● **Stated task**:
Pictures do not belong in the copy; quote every entry below exactly.

● **Listed records**:
** start **
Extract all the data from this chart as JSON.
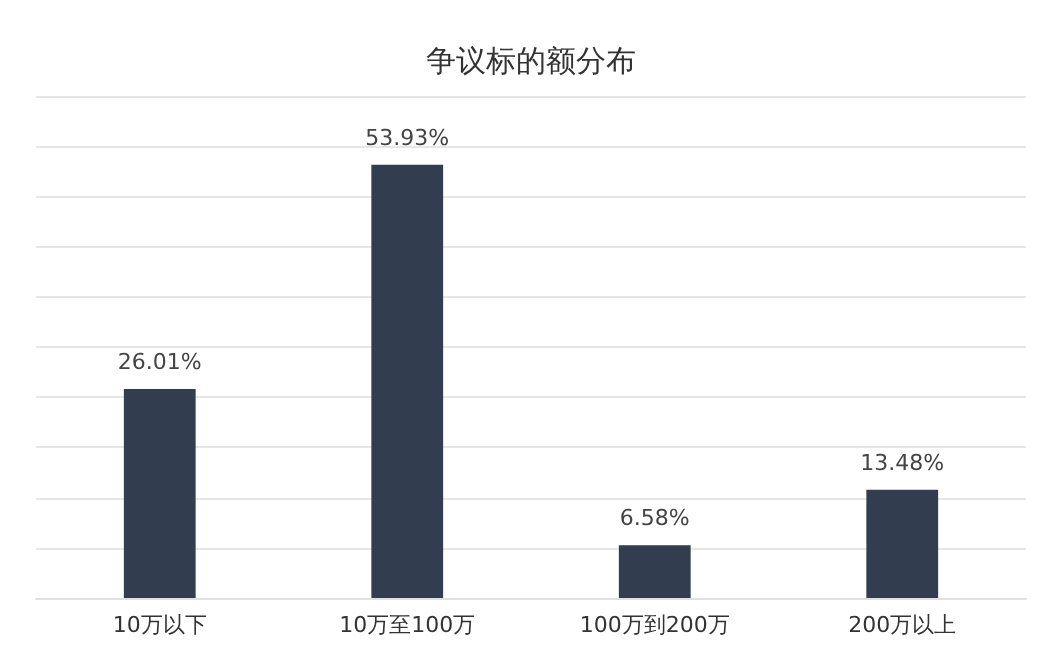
{
  "chart_data": {
    "type": "bar",
    "title": "争议标的额分布",
    "categories": [
      "10万以下",
      "10万至100万",
      "100万到200万",
      "200万以上"
    ],
    "values": [
      26.01,
      53.93,
      6.58,
      13.48
    ],
    "value_labels": [
      "26.01%",
      "53.93%",
      "6.58%",
      "13.48%"
    ],
    "color": "#323d4f",
    "ylim": [
      0,
      62.5
    ],
    "yticks": [
      {
        "value": 0,
        "label": null
      },
      {
        "value": 6.25,
        "label": null
      },
      {
        "value": 12.5,
        "label": null
      },
      {
        "value": 18.75,
        "label": null
      },
      {
        "value": 25,
        "label": null
      },
      {
        "value": 31.25,
        "label": null
      },
      {
        "value": 37.5,
        "label": null
      },
      {
        "value": 43.75,
        "label": null
      },
      {
        "value": 50,
        "label": null
      },
      {
        "value": 56.25,
        "label": null
      },
      {
        "value": 62.5,
        "label": null
      }
    ],
    "grid": "y",
    "tick_labels": "x"
  }
}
** end **
● **Result for this exercise**:
Extract all the data from this chart as JSON.
{
  "chart_data": {
    "type": "bar",
    "title": "争议标的额分布",
    "categories": [
      "10万以下",
      "10万至100万",
      "100万到200万",
      "200万以上"
    ],
    "values": [
      26.01,
      53.93,
      6.58,
      13.48
    ],
    "value_labels": [
      "26.01%",
      "53.93%",
      "6.58%",
      "13.48%"
    ],
    "color": "#323d4f",
    "ylim": [
      0,
      62.5
    ],
    "yticks": [
      {
        "value": 0,
        "label": null
      },
      {
        "value": 6.25,
        "label": null
      },
      {
        "value": 12.5,
        "label": null
      },
      {
        "value": 18.75,
        "label": null
      },
      {
        "value": 25,
        "label": null
      },
      {
        "value": 31.25,
        "label": null
      },
      {
        "value": 37.5,
        "label": null
      },
      {
        "value": 43.75,
        "label": null
      },
      {
        "value": 50,
        "label": null
      },
      {
        "value": 56.25,
        "label": null
      },
      {
        "value": 62.5,
        "label": null
      }
    ],
    "grid": "y",
    "tick_labels": "x"
  }
}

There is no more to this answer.